Records from a dataset:
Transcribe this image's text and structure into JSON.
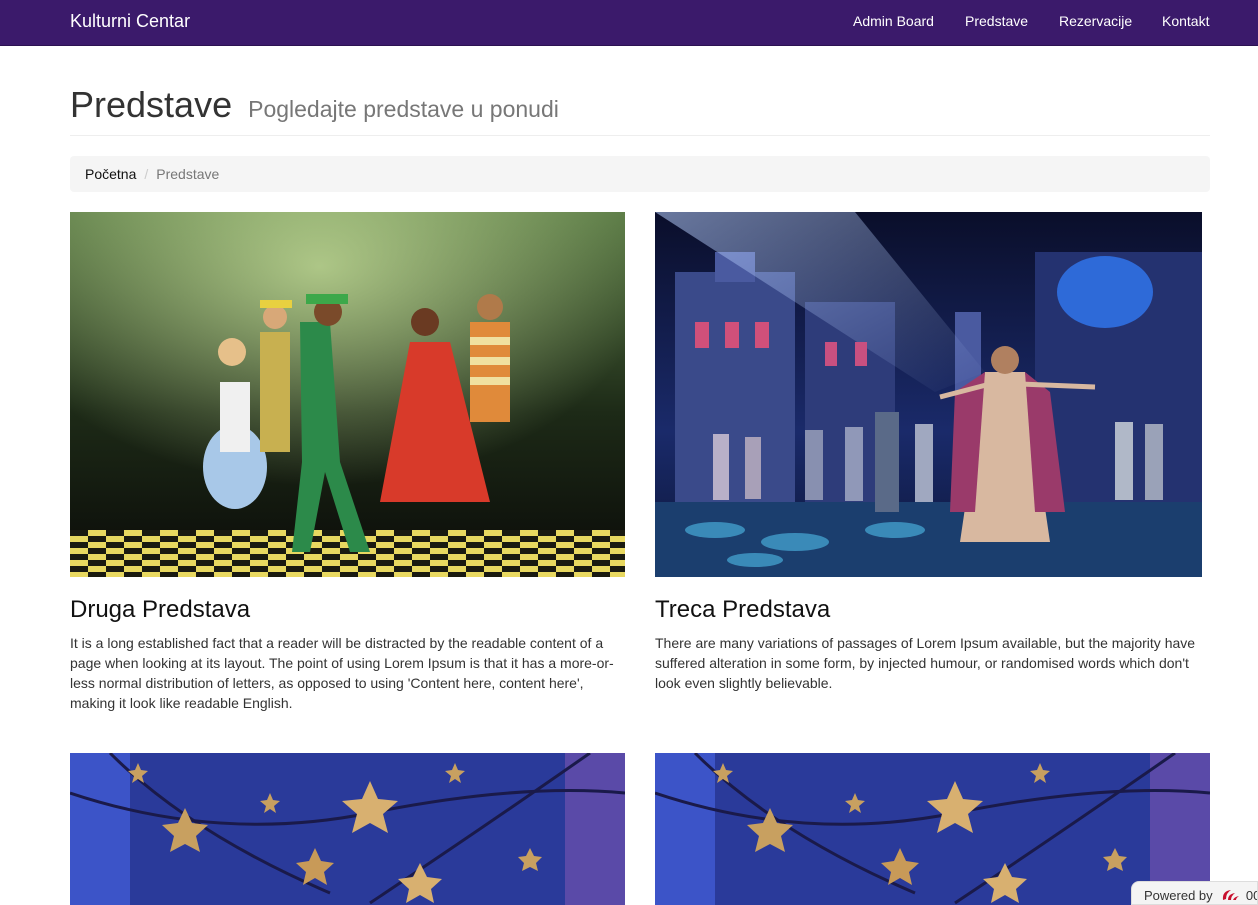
{
  "navbar": {
    "brand": "Kulturni Centar",
    "items": [
      "Admin Board",
      "Predstave",
      "Rezervacije",
      "Kontakt"
    ],
    "background_color": "#3b1a6b"
  },
  "header": {
    "title": "Predstave",
    "subtitle": "Pogledajte predstave u ponudi"
  },
  "breadcrumb": {
    "home": "Početna",
    "current": "Predstave"
  },
  "shows": [
    {
      "title": "Druga Predstava",
      "description": "It is a long established fact that a reader will be distracted by the readable content of a page when looking at its layout. The point of using Lorem Ipsum is that it has a more-or-less normal distribution of letters, as opposed to using 'Content here, content here', making it look like readable English."
    },
    {
      "title": "Treca Predstava",
      "description": "There are many variations of passages of Lorem Ipsum available, but the majority have suffered alteration in some form, by injected humour, or randomised words which don't look even slightly believable."
    },
    {
      "title": "",
      "description": ""
    },
    {
      "title": "",
      "description": ""
    }
  ],
  "footer_badge": {
    "text": "Powered by",
    "trail": "00"
  }
}
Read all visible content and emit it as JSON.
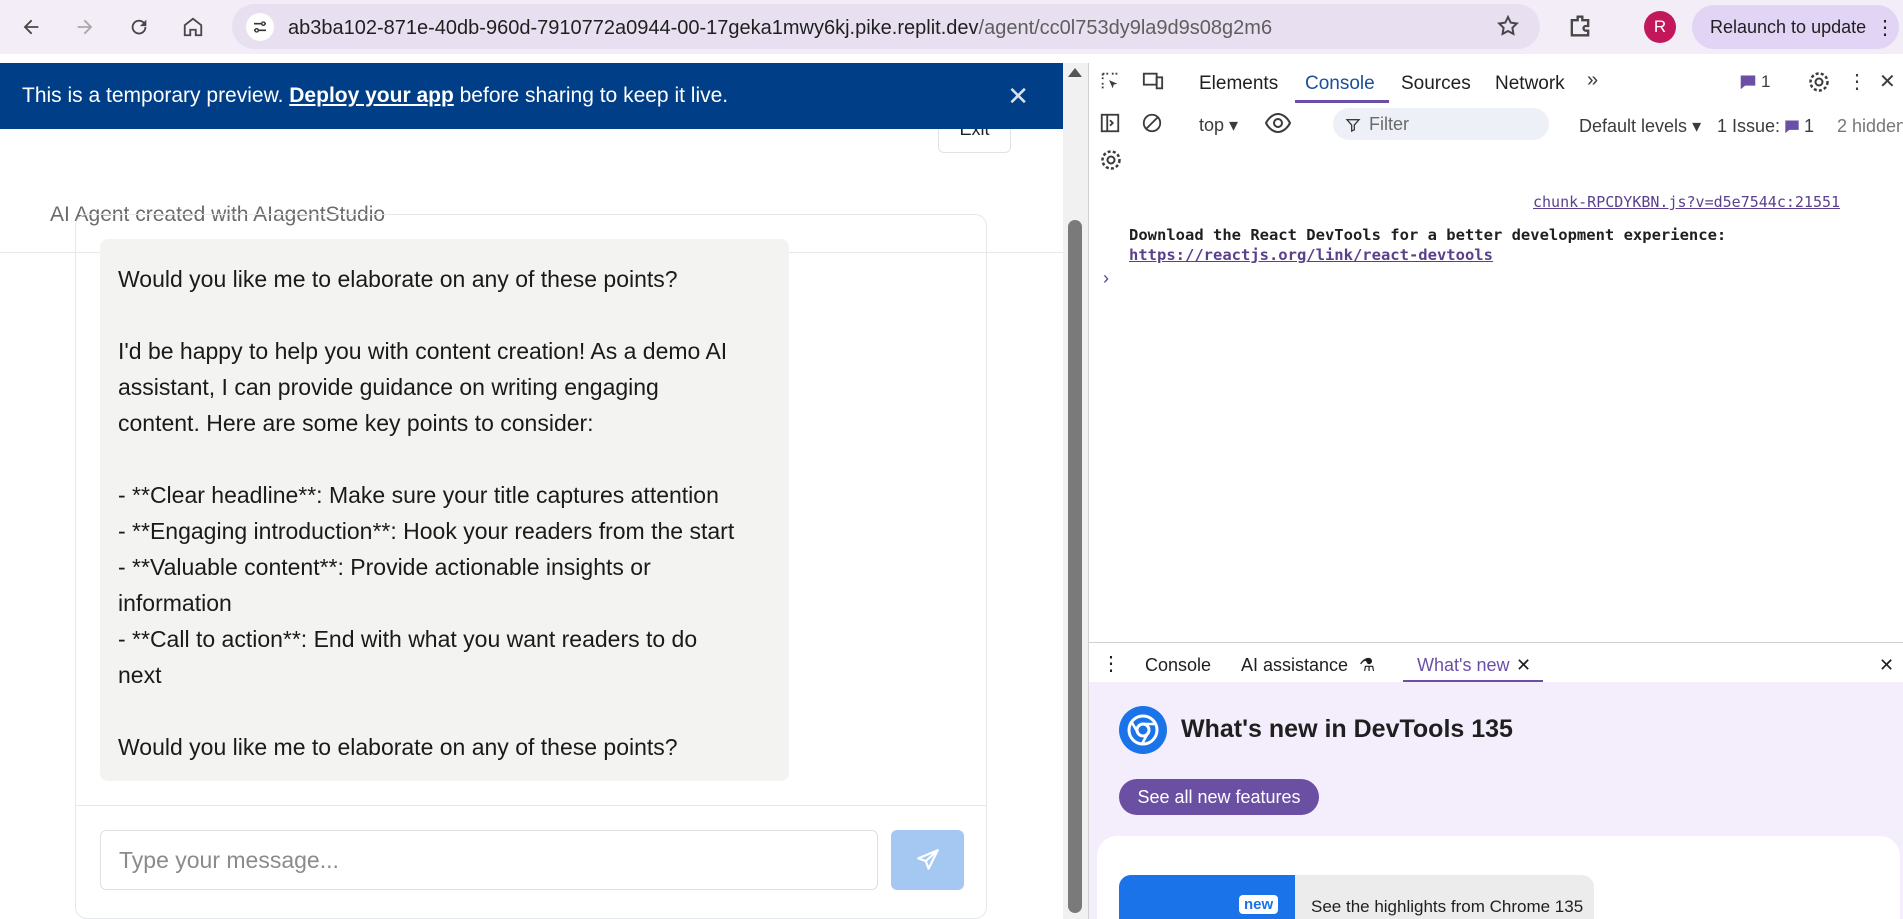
{
  "browser": {
    "url_main": "ab3ba102-871e-40db-960d-7910772a0944-00-17geka1mwy6kj.pike.replit.dev",
    "url_path": "/agent/cc0l753dy9la9d9s08g2m6",
    "profile_initial": "R",
    "relaunch_label": "Relaunch to update"
  },
  "banner": {
    "prefix": "This is a temporary preview. ",
    "link": "Deploy your app",
    "suffix": " before sharing to keep it live.",
    "close_glyph": "✕"
  },
  "header": {
    "exit_label": "Exit",
    "subtitle": "AI Agent created with AIagentStudio"
  },
  "chat": {
    "message": "Would you like me to elaborate on any of these points?\n\nI'd be happy to help you with content creation! As a demo AI\nassistant, I can provide guidance on writing engaging\ncontent. Here are some key points to consider:\n\n- **Clear headline**: Make sure your title captures attention\n- **Engaging introduction**: Hook your readers from the start\n- **Valuable content**: Provide actionable insights or\ninformation\n- **Call to action**: End with what you want readers to do\nnext\n\nWould you like me to elaborate on any of these points?",
    "input_placeholder": "Type your message..."
  },
  "devtools": {
    "tabs": [
      "Elements",
      "Console",
      "Sources",
      "Network"
    ],
    "active_tab": "Console",
    "message_count": "1",
    "context": "top",
    "filter_placeholder": "Filter",
    "levels": "Default levels",
    "issues_label": "1 Issue:",
    "issues_count": "1",
    "hidden": "2 hidden",
    "source_link": "chunk-RPCDYKBN.js?v=d5e7544c:21551",
    "console_message": "Download the React DevTools for a better development experience:",
    "console_url": "https://reactjs.org/link/react-devtools",
    "drawer_tabs": [
      "Console",
      "AI assistance",
      "What's new"
    ],
    "whatsnew_title": "What's new in DevTools 135",
    "whatsnew_button": "See all new features",
    "highlight_badge": "new",
    "highlight_text": "See the highlights from Chrome 135"
  },
  "colors": {
    "banner_bg": "#003f87",
    "send_button": "#a5c8f3",
    "devtools_accent": "#6b4fa6"
  }
}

» **DIRECTIONS FOR THIS TASK**
Find every line in the records that has the string "Predstava", then state how many there are and nothing else.

» **THE SOLUTION**
2